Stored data

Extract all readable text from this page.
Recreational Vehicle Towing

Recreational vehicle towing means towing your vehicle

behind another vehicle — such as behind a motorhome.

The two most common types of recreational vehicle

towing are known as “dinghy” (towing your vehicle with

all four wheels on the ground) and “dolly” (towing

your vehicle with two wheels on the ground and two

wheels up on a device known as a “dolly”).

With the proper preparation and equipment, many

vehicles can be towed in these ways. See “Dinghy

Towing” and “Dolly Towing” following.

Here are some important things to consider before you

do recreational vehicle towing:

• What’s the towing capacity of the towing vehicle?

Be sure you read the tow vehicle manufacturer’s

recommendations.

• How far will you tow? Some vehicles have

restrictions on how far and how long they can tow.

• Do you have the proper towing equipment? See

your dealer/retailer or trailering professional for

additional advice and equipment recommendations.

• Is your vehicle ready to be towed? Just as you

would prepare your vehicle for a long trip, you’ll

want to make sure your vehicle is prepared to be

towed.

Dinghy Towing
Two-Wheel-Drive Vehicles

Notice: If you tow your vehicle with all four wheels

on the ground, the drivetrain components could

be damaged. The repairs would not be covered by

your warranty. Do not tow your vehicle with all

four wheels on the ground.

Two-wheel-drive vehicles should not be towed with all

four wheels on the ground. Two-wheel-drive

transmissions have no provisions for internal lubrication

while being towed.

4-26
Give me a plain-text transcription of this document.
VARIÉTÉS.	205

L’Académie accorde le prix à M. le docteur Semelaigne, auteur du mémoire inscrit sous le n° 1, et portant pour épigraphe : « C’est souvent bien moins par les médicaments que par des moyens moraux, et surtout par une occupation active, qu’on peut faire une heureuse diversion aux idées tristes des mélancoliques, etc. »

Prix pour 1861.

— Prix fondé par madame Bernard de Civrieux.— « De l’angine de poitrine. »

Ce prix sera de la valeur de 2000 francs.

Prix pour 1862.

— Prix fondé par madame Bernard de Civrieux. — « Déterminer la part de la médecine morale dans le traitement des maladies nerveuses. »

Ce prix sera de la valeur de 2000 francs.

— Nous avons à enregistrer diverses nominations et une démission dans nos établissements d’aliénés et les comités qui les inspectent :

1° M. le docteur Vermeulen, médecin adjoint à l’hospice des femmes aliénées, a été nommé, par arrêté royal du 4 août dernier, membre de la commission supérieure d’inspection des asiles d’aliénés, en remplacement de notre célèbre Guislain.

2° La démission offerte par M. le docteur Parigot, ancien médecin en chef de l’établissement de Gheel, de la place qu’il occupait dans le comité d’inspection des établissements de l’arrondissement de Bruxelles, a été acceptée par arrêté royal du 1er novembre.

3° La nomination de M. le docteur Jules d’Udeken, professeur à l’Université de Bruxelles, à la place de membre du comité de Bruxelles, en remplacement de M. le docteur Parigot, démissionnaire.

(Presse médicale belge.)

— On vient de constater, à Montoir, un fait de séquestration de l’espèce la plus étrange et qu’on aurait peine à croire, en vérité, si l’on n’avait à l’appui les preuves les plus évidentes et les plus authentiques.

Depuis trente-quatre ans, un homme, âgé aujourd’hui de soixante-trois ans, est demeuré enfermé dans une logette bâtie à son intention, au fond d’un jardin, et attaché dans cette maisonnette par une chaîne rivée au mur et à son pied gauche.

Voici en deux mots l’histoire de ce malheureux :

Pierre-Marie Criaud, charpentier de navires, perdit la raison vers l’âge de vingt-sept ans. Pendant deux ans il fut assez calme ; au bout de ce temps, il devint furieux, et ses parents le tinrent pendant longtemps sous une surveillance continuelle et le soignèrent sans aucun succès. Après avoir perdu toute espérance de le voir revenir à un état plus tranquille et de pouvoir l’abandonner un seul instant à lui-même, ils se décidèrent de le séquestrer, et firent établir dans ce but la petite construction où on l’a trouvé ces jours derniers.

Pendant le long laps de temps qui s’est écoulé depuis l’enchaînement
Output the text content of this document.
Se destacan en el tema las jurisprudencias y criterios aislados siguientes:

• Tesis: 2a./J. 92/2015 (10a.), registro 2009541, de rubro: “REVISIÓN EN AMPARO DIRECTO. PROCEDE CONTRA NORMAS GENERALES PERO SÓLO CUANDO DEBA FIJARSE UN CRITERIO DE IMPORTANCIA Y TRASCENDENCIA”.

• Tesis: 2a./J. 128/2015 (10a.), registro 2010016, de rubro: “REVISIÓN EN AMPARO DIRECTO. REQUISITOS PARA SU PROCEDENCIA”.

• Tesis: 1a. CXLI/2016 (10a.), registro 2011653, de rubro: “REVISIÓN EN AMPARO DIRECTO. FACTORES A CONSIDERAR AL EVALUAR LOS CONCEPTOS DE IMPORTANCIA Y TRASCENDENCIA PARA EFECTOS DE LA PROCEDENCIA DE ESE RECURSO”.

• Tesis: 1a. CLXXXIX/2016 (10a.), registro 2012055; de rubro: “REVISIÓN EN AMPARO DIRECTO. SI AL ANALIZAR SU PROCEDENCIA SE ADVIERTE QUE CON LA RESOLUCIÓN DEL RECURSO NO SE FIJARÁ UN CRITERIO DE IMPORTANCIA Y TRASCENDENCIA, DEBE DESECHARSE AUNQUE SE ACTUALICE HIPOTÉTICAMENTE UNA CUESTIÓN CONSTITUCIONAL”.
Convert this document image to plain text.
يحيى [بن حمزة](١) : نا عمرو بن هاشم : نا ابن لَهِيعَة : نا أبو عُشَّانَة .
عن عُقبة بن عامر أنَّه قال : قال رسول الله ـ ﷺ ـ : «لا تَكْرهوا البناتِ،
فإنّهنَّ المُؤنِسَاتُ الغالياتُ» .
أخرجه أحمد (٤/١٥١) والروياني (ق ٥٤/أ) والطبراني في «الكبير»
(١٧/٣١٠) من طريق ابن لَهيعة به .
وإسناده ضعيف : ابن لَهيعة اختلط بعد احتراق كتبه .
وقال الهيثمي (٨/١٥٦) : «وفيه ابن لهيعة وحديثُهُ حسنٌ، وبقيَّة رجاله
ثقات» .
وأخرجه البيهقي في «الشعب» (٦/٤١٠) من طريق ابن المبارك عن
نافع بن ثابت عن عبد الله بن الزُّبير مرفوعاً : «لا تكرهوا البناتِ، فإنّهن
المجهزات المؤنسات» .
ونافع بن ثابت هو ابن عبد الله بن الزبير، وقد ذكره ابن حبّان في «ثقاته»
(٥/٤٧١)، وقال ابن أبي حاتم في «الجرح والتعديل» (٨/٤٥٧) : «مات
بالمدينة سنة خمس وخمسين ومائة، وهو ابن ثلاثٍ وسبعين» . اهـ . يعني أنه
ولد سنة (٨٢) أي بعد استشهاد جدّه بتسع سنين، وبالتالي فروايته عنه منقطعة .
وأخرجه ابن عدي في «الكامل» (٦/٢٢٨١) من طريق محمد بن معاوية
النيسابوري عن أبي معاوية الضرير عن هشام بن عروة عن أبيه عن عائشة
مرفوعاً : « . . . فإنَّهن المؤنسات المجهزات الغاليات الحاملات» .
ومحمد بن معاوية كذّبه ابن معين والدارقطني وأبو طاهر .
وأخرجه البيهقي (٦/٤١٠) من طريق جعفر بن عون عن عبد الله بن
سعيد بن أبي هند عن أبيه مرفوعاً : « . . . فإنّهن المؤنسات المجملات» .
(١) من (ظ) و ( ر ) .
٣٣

WHAT IS REQUIRED – In the listing, find each line with the string "towed" and copy it.

RESULT OF THE TASK –
vehicles can be towed in these ways. See “Dinghy
• Is your vehicle ready to be towed? Just as you
towed.
Two-wheel-drive vehicles should not be towed with all
while being towed.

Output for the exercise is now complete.